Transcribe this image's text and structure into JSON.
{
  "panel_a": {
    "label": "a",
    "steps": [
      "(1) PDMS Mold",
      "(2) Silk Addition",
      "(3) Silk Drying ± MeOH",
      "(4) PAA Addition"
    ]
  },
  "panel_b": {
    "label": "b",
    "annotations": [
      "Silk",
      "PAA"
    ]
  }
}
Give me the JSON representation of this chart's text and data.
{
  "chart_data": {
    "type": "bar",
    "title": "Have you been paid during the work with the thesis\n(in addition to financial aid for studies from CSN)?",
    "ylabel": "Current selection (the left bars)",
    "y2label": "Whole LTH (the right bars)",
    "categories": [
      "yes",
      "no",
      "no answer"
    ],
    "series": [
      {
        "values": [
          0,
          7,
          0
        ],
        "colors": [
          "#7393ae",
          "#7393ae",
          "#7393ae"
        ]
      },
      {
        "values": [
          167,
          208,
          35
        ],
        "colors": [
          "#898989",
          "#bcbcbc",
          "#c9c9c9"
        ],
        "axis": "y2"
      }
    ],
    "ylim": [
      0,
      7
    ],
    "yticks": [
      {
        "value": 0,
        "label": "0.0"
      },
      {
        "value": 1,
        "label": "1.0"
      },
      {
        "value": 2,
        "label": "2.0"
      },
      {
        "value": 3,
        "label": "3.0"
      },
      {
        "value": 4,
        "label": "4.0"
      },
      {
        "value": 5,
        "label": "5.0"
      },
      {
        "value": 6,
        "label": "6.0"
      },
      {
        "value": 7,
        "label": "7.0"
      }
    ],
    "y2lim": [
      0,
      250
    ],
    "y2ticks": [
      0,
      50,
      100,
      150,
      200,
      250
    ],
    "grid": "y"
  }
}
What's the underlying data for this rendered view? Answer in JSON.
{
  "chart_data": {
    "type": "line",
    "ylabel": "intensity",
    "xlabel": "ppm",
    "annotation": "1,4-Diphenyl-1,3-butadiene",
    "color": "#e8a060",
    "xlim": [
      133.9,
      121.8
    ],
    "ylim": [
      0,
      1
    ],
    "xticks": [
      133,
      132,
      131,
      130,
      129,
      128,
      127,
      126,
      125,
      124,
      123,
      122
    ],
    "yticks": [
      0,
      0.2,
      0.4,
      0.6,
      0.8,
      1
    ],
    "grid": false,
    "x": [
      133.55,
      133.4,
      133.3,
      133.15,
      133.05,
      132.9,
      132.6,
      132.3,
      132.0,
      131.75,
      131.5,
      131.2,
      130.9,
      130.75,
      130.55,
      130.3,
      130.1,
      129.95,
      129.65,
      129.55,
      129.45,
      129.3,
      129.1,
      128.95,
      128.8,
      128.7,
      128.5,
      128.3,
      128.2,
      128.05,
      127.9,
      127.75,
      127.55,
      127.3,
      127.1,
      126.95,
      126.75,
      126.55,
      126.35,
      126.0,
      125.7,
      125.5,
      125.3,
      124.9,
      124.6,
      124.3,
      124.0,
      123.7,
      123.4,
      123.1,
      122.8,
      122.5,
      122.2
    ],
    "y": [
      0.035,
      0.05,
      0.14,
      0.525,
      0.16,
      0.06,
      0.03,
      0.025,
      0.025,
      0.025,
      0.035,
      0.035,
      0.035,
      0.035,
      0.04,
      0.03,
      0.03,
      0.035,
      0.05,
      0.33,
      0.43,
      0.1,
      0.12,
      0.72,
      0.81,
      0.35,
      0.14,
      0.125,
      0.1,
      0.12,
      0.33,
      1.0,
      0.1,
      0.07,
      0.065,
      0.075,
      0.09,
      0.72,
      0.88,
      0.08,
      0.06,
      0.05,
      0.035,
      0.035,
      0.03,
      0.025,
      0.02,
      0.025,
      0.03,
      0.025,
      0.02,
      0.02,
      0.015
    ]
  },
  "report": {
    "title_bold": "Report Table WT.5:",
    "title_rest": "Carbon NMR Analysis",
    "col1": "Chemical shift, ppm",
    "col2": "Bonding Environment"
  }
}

= = =

**What is asked**
Reproduce the material in full, with no word added or dropped.

**Written answer**
Transcribe this image's text and structure into JSON.
{
  "panel_a": {
    "label": "a",
    "steps": [
      "(1) PDMS Mold",
      "(2) Silk Addition",
      "(3) Silk Drying ± MeOH",
      "(4) PAA Addition"
    ]
  },
  "panel_b": {
    "label": "b",
    "annotations": [
      "Silk",
      "PAA"
    ]
  }
}
Give me the JSON representation of this chart's text and data.
{
  "chart_data": {
    "type": "bar",
    "title": "Have you been paid during the work with the thesis\n(in addition to financial aid for studies from CSN)?",
    "ylabel": "Current selection (the left bars)",
    "y2label": "Whole LTH (the right bars)",
    "categories": [
      "yes",
      "no",
      "no answer"
    ],
    "series": [
      {
        "values": [
          0,
          7,
          0
        ],
        "colors": [
          "#7393ae",
          "#7393ae",
          "#7393ae"
        ]
      },
      {
        "values": [
          167,
          208,
          35
        ],
        "colors": [
          "#898989",
          "#bcbcbc",
          "#c9c9c9"
        ],
        "axis": "y2"
      }
    ],
    "ylim": [
      0,
      7
    ],
    "yticks": [
      {
        "value": 0,
        "label": "0.0"
      },
      {
        "value": 1,
        "label": "1.0"
      },
      {
        "value": 2,
        "label": "2.0"
      },
      {
        "value": 3,
        "label": "3.0"
      },
      {
        "value": 4,
        "label": "4.0"
      },
      {
        "value": 5,
        "label": "5.0"
      },
      {
        "value": 6,
        "label": "6.0"
      },
      {
        "value": 7,
        "label": "7.0"
      }
    ],
    "y2lim": [
      0,
      250
    ],
    "y2ticks": [
      0,
      50,
      100,
      150,
      200,
      250
    ],
    "grid": "y"
  }
}
What's the underlying data for this rendered view? Answer in JSON.
{
  "chart_data": {
    "type": "line",
    "ylabel": "intensity",
    "xlabel": "ppm",
    "annotation": "1,4-Diphenyl-1,3-butadiene",
    "color": "#e8a060",
    "xlim": [
      133.9,
      121.8
    ],
    "ylim": [
      0,
      1
    ],
    "xticks": [
      133,
      132,
      131,
      130,
      129,
      128,
      127,
      126,
      125,
      124,
      123,
      122
    ],
    "yticks": [
      0,
      0.2,
      0.4,
      0.6,
      0.8,
      1
    ],
    "grid": false,
    "x": [
      133.55,
      133.4,
      133.3,
      133.15,
      133.05,
      132.9,
      132.6,
      132.3,
      132.0,
      131.75,
      131.5,
      131.2,
      130.9,
      130.75,
      130.55,
      130.3,
      130.1,
      129.95,
      129.65,
      129.55,
      129.45,
      129.3,
      129.1,
      128.95,
      128.8,
      128.7,
      128.5,
      128.3,
      128.2,
      128.05,
      127.9,
      127.75,
      127.55,
      127.3,
      127.1,
      126.95,
      126.75,
      126.55,
      126.35,
      126.0,
      125.7,
      125.5,
      125.3,
      124.9,
      124.6,
      124.3,
      124.0,
      123.7,
      123.4,
      123.1,
      122.8,
      122.5,
      122.2
    ],
    "y": [
      0.035,
      0.05,
      0.14,
      0.525,
      0.16,
      0.06,
      0.03,
      0.025,
      0.025,
      0.025,
      0.035,
      0.035,
      0.035,
      0.035,
      0.04,
      0.03,
      0.03,
      0.035,
      0.05,
      0.33,
      0.43,
      0.1,
      0.12,
      0.72,
      0.81,
      0.35,
      0.14,
      0.125,
      0.1,
      0.12,
      0.33,
      1.0,
      0.1,
      0.07,
      0.065,
      0.075,
      0.09,
      0.72,
      0.88,
      0.08,
      0.06,
      0.05,
      0.035,
      0.035,
      0.03,
      0.025,
      0.02,
      0.025,
      0.03,
      0.025,
      0.02,
      0.02,
      0.015
    ]
  },
  "report": {
    "title_bold": "Report Table WT.5:",
    "title_rest": "Carbon NMR Analysis",
    "col1": "Chemical shift, ppm",
    "col2": "Bonding Environment"
  }
}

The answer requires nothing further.